== Requirements ==
In the data below, locate each line with the word "label" and list it.
— Start —
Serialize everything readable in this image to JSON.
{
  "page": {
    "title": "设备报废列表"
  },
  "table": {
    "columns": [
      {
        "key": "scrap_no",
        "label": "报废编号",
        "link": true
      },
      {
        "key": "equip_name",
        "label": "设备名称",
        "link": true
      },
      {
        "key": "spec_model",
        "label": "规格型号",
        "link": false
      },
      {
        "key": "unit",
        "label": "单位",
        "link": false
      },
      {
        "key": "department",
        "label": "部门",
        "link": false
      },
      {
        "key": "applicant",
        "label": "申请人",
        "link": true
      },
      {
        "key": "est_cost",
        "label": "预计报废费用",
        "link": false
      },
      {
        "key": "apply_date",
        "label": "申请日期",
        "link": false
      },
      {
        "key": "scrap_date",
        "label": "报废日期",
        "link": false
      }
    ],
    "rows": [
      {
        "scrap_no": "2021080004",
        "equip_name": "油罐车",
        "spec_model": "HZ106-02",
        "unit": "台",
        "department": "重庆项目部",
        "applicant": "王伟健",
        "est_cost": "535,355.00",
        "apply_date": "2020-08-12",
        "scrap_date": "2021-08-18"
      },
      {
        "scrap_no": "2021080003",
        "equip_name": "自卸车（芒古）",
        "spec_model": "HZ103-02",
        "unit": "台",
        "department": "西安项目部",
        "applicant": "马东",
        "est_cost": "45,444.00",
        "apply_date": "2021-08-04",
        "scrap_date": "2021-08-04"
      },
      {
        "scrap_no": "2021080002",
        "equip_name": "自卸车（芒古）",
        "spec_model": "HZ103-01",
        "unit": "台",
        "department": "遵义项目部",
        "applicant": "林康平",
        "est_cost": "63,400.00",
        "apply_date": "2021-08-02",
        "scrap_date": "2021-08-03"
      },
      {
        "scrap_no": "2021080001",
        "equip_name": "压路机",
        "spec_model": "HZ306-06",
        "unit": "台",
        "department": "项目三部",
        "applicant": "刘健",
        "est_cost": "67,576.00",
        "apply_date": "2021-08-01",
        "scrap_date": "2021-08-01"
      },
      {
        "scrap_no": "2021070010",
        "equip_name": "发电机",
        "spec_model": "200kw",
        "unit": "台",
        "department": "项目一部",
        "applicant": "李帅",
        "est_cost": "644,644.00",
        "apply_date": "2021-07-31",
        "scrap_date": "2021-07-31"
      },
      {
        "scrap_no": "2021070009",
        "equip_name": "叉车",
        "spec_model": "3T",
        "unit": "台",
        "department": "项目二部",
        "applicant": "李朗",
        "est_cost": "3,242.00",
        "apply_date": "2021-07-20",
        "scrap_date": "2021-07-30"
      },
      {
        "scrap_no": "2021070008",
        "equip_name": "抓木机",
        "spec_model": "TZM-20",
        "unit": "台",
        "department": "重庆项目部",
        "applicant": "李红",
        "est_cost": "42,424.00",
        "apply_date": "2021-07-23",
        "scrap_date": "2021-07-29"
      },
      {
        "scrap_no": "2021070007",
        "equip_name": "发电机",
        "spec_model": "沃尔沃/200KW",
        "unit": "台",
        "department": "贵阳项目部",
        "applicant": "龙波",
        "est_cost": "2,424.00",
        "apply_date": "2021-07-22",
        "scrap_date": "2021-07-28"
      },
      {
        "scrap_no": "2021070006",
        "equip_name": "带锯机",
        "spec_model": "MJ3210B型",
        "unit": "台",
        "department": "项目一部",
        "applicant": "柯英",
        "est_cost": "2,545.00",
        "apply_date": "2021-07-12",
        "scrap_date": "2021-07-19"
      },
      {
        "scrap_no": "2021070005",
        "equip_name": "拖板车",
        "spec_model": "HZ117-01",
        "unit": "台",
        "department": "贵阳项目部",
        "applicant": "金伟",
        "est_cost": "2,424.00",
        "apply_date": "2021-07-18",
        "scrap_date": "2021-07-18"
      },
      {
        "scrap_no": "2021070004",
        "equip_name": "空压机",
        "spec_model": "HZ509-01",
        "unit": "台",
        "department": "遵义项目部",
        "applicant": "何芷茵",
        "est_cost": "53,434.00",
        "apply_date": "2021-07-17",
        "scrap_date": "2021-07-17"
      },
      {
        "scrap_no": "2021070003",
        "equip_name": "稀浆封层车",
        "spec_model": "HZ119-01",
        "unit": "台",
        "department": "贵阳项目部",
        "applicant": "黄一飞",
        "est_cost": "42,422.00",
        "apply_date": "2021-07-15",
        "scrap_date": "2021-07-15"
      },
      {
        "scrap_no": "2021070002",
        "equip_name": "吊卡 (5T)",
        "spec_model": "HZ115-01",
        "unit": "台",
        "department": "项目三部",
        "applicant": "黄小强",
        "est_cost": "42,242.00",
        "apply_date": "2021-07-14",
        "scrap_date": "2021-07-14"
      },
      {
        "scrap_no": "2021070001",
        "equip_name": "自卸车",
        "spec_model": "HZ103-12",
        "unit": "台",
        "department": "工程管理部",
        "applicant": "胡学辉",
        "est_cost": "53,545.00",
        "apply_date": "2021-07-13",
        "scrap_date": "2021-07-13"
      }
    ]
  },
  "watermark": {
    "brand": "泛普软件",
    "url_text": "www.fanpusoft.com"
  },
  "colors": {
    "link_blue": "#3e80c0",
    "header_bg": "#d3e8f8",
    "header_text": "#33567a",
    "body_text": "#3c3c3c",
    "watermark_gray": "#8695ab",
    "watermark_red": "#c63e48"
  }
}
— End —
== Full response ==
        "label": "报废编号",
        "label": "设备名称",
        "label": "规格型号",
        "label": "单位",
        "label": "部门",
        "label": "申请人",
        "label": "预计报废费用",
        "label": "申请日期",
        "label": "报废日期",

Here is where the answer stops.